_Requirements_
Wherever the string "detached" appears in a line, extract that line.

_Data listing_
+++++
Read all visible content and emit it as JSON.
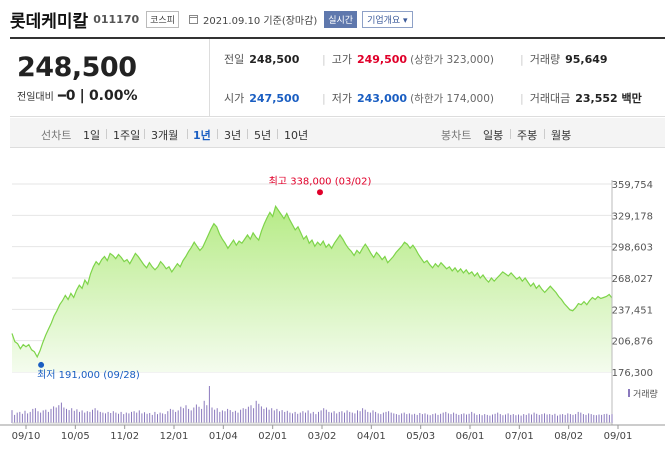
{
  "header": {
    "name": "롯데케미칼",
    "code": "011170",
    "market": "코스피",
    "date_text": "2021.09.10 기준(장마감)",
    "realtime_label": "실시간",
    "company_button": "기업개요 ▾"
  },
  "quote": {
    "price": "248,500",
    "change_label": "전일대비",
    "change_value": "0",
    "change_pct": "0.00%",
    "prev_close_label": "전일",
    "prev_close": "248,500",
    "high_label": "고가",
    "high": "249,500",
    "upper_limit": "(상한가 323,000)",
    "volume_label": "거래량",
    "volume": "95,649",
    "open_label": "시가",
    "open": "247,500",
    "low_label": "저가",
    "low": "243,000",
    "lower_limit": "(하한가 174,000)",
    "amount_label": "거래대금",
    "amount": "23,552 백만"
  },
  "tabs": {
    "line_label": "선차트",
    "line_periods": [
      "1일",
      "1주일",
      "3개월",
      "1년",
      "3년",
      "5년",
      "10년"
    ],
    "line_active": "1년",
    "candle_label": "봉차트",
    "candle_periods": [
      "일봉",
      "주봉",
      "월봉"
    ]
  },
  "colors": {
    "line": "#7ed44a",
    "area_top": "#b6eb86",
    "area_bottom": "#f4fcee",
    "volume": "#8a79bd",
    "up": "#e0002a",
    "down": "#1a5ec2"
  },
  "chart_data": {
    "type": "area",
    "ylim": [
      176300,
      359754
    ],
    "yticks": [
      359754,
      329178,
      298603,
      268027,
      237451,
      206876,
      176300
    ],
    "ytick_labels": [
      "359,754",
      "329,178",
      "298,603",
      "268,027",
      "237,451",
      "206,876",
      "176,300"
    ],
    "xlabels": [
      "09/10",
      "10/05",
      "11/02",
      "12/01",
      "01/04",
      "02/01",
      "03/02",
      "04/01",
      "05/03",
      "06/01",
      "07/01",
      "08/02",
      "09/01"
    ],
    "high_label": "최고 338,000 (03/02)",
    "high_value": 338000,
    "high_index": 0.5133,
    "low_label": "최저 191,000 (09/28)",
    "low_value": 191000,
    "low_index": 0.0485,
    "series": [
      {
        "values": [
          214000,
          206000,
          204000,
          199000,
          203000,
          201000,
          203000,
          198000,
          196000,
          191000,
          197000,
          205000,
          212000,
          218000,
          224000,
          231000,
          236000,
          242000,
          246000,
          251000,
          247000,
          253000,
          249000,
          256000,
          261000,
          258000,
          266000,
          262000,
          272000,
          279000,
          284000,
          281000,
          286000,
          289000,
          285000,
          292000,
          290000,
          287000,
          291000,
          288000,
          284000,
          286000,
          282000,
          287000,
          292000,
          289000,
          285000,
          281000,
          278000,
          283000,
          279000,
          276000,
          279000,
          284000,
          281000,
          277000,
          279000,
          274000,
          278000,
          282000,
          279000,
          285000,
          289000,
          294000,
          298000,
          303000,
          299000,
          295000,
          298000,
          304000,
          310000,
          316000,
          321000,
          318000,
          311000,
          306000,
          302000,
          297000,
          301000,
          305000,
          300000,
          304000,
          302000,
          306000,
          310000,
          306000,
          312000,
          308000,
          305000,
          314000,
          321000,
          327000,
          332000,
          328000,
          338000,
          334000,
          330000,
          326000,
          331000,
          325000,
          320000,
          315000,
          318000,
          312000,
          306000,
          309000,
          302000,
          305000,
          299000,
          303000,
          300000,
          304000,
          298000,
          301000,
          297000,
          302000,
          306000,
          310000,
          306000,
          301000,
          297000,
          294000,
          290000,
          295000,
          292000,
          297000,
          301000,
          297000,
          292000,
          288000,
          293000,
          290000,
          286000,
          289000,
          283000,
          286000,
          289000,
          293000,
          296000,
          299000,
          303000,
          301000,
          297000,
          300000,
          296000,
          291000,
          287000,
          283000,
          285000,
          281000,
          278000,
          282000,
          279000,
          283000,
          280000,
          277000,
          279000,
          275000,
          278000,
          274000,
          277000,
          273000,
          276000,
          272000,
          274000,
          270000,
          273000,
          268000,
          271000,
          267000,
          264000,
          268000,
          265000,
          268000,
          271000,
          274000,
          272000,
          270000,
          273000,
          270000,
          267000,
          269000,
          265000,
          268000,
          264000,
          260000,
          263000,
          258000,
          261000,
          257000,
          254000,
          257000,
          260000,
          257000,
          254000,
          250000,
          247000,
          243000,
          240000,
          237000,
          236000,
          239000,
          243000,
          242000,
          245000,
          242000,
          246000,
          249000,
          247000,
          250000,
          248000,
          249000,
          250000,
          252000,
          248500
        ]
      }
    ],
    "volume_label": "거래량",
    "volume": [
      35,
      22,
      28,
      30,
      25,
      33,
      26,
      30,
      38,
      40,
      32,
      28,
      34,
      36,
      30,
      38,
      45,
      42,
      48,
      55,
      42,
      38,
      35,
      40,
      33,
      37,
      30,
      34,
      28,
      32,
      30,
      36,
      40,
      34,
      30,
      28,
      26,
      30,
      27,
      32,
      28,
      25,
      30,
      24,
      28,
      26,
      30,
      32,
      28,
      34,
      26,
      29,
      25,
      27,
      22,
      30,
      24,
      28,
      26,
      24,
      32,
      38,
      36,
      30,
      34,
      44,
      40,
      48,
      38,
      34,
      42,
      50,
      44,
      38,
      60,
      48,
      100,
      42,
      36,
      40,
      30,
      34,
      32,
      38,
      35,
      30,
      33,
      28,
      36,
      40,
      38,
      44,
      48,
      40,
      60,
      52,
      45,
      38,
      42,
      36,
      40,
      34,
      38,
      32,
      35,
      30,
      33,
      28,
      26,
      30,
      25,
      28,
      32,
      28,
      34,
      26,
      30,
      24,
      30,
      34,
      40,
      36,
      30,
      28,
      32,
      26,
      30,
      32,
      28,
      34,
      30,
      28,
      26,
      34,
      32,
      40,
      36,
      30,
      28,
      34,
      30,
      26,
      24,
      28,
      30,
      32,
      28,
      26,
      24,
      22,
      26,
      28,
      24,
      26,
      23,
      25,
      22,
      27,
      24,
      26,
      23,
      21,
      24,
      26,
      22,
      25,
      28,
      30,
      26,
      24,
      28,
      25,
      22,
      24,
      26,
      23,
      25,
      30,
      26,
      22,
      24,
      21,
      24,
      22,
      20,
      23,
      25,
      28,
      24,
      21,
      23,
      26,
      22,
      24,
      21,
      23,
      20,
      24,
      22,
      26,
      23,
      28,
      25,
      22,
      24,
      26,
      23,
      24,
      22,
      25,
      20,
      23,
      24,
      22,
      26,
      24,
      22,
      24,
      30,
      28,
      24,
      22,
      26,
      24,
      22,
      21,
      23,
      22,
      24,
      25,
      22,
      24
    ]
  }
}
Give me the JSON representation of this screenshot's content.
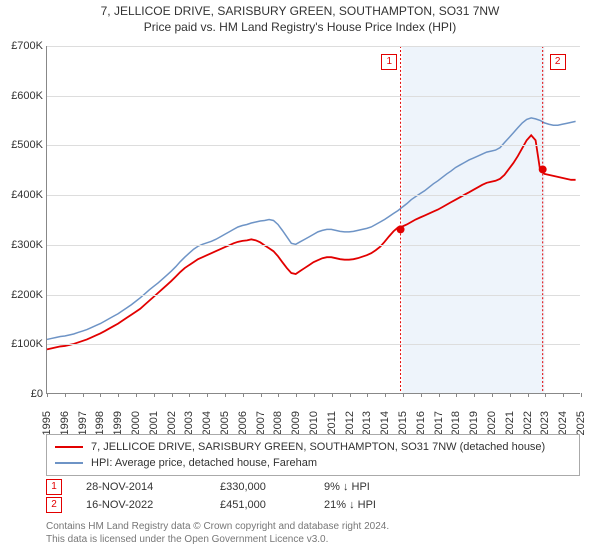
{
  "title_line1": "7, JELLICOE DRIVE, SARISBURY GREEN, SOUTHAMPTON, SO31 7NW",
  "title_line2": "Price paid vs. HM Land Registry's House Price Index (HPI)",
  "chart": {
    "type": "line",
    "background_color": "#ffffff",
    "grid_color": "#dddddd",
    "axis_color": "#888888",
    "years": [
      1995,
      1996,
      1997,
      1998,
      1999,
      2000,
      2001,
      2002,
      2003,
      2004,
      2005,
      2006,
      2007,
      2008,
      2009,
      2010,
      2011,
      2012,
      2013,
      2014,
      2015,
      2016,
      2017,
      2018,
      2019,
      2020,
      2021,
      2022,
      2023,
      2024,
      2025
    ],
    "y_ticks": [
      0,
      100,
      200,
      300,
      400,
      500,
      600,
      700
    ],
    "y_tick_labels": [
      "£0",
      "£100K",
      "£200K",
      "£300K",
      "£400K",
      "£500K",
      "£600K",
      "£700K"
    ],
    "ylim_max": 700,
    "series": [
      {
        "name": "hpi",
        "label": "HPI: Average price, detached house, Fareham",
        "color": "#6e94c6",
        "line_width": 1.5,
        "points_per_year": 4,
        "values": [
          108,
          110,
          112,
          114,
          115,
          117,
          119,
          122,
          125,
          128,
          132,
          136,
          140,
          145,
          150,
          155,
          160,
          166,
          172,
          178,
          185,
          192,
          200,
          208,
          215,
          222,
          230,
          238,
          246,
          255,
          265,
          274,
          282,
          290,
          296,
          300,
          303,
          306,
          310,
          315,
          320,
          325,
          330,
          335,
          338,
          340,
          343,
          345,
          347,
          348,
          350,
          348,
          340,
          328,
          315,
          302,
          300,
          305,
          310,
          315,
          320,
          325,
          328,
          330,
          330,
          328,
          326,
          325,
          325,
          326,
          328,
          330,
          332,
          335,
          340,
          345,
          350,
          356,
          362,
          368,
          375,
          382,
          390,
          396,
          402,
          408,
          415,
          422,
          428,
          435,
          442,
          448,
          455,
          460,
          465,
          470,
          474,
          478,
          482,
          486,
          488,
          490,
          495,
          505,
          515,
          525,
          535,
          545,
          552,
          555,
          553,
          550,
          545,
          542,
          540,
          540,
          542,
          544,
          546,
          548
        ]
      },
      {
        "name": "price_paid",
        "label": "7, JELLICOE DRIVE, SARISBURY GREEN, SOUTHAMPTON, SO31 7NW (detached house)",
        "color": "#e20000",
        "line_width": 1.8,
        "points_per_year": 4,
        "values": [
          88,
          90,
          92,
          94,
          95,
          97,
          99,
          102,
          105,
          108,
          112,
          116,
          120,
          125,
          130,
          135,
          140,
          146,
          152,
          158,
          164,
          170,
          178,
          186,
          194,
          202,
          210,
          218,
          226,
          235,
          244,
          252,
          258,
          264,
          270,
          274,
          278,
          282,
          286,
          290,
          294,
          298,
          302,
          305,
          307,
          308,
          310,
          308,
          304,
          298,
          292,
          286,
          276,
          264,
          252,
          242,
          240,
          246,
          252,
          258,
          264,
          268,
          272,
          274,
          274,
          272,
          270,
          269,
          269,
          270,
          272,
          275,
          278,
          282,
          288,
          295,
          305,
          316,
          326,
          334,
          336,
          340,
          345,
          350,
          354,
          358,
          362,
          366,
          370,
          375,
          380,
          385,
          390,
          395,
          400,
          405,
          410,
          415,
          420,
          424,
          426,
          428,
          432,
          440,
          452,
          464,
          478,
          494,
          510,
          520,
          510,
          450,
          442,
          440,
          438,
          436,
          434,
          432,
          430,
          430
        ]
      }
    ],
    "markers": [
      {
        "n": "1",
        "year_x": 2014.9,
        "value": 330,
        "color": "#e20000"
      },
      {
        "n": "2",
        "year_x": 2022.9,
        "value": 451,
        "color": "#e20000"
      }
    ],
    "shaded_region": {
      "year_start": 2015.0,
      "year_end": 2023.0,
      "fill": "#eef4fb"
    }
  },
  "legend": {
    "border_color": "#aaaaaa",
    "rows": [
      {
        "color": "#e20000",
        "label": "7, JELLICOE DRIVE, SARISBURY GREEN, SOUTHAMPTON, SO31 7NW (detached house)"
      },
      {
        "color": "#6e94c6",
        "label": "HPI: Average price, detached house, Fareham"
      }
    ]
  },
  "sales": [
    {
      "n": "1",
      "color": "#e20000",
      "date": "28-NOV-2014",
      "price": "£330,000",
      "pct": "9% ↓ HPI"
    },
    {
      "n": "2",
      "color": "#e20000",
      "date": "16-NOV-2022",
      "price": "£451,000",
      "pct": "21% ↓ HPI"
    }
  ],
  "footer": {
    "line1": "Contains HM Land Registry data © Crown copyright and database right 2024.",
    "line2": "This data is licensed under the Open Government Licence v3.0."
  }
}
+++++
_Written answer_
        "label": "HPI: Average price, detached house, Fareham",
        "label": "7, JELLICOE DRIVE, SARISBURY GREEN, SOUTHAMPTON, SO31 7NW (detached house)",
        "label": "7, JELLICOE DRIVE, SARISBURY GREEN, SOUTHAMPTON, SO31 7NW (detached house)"
        "label": "HPI: Average price, detached house, Fareham"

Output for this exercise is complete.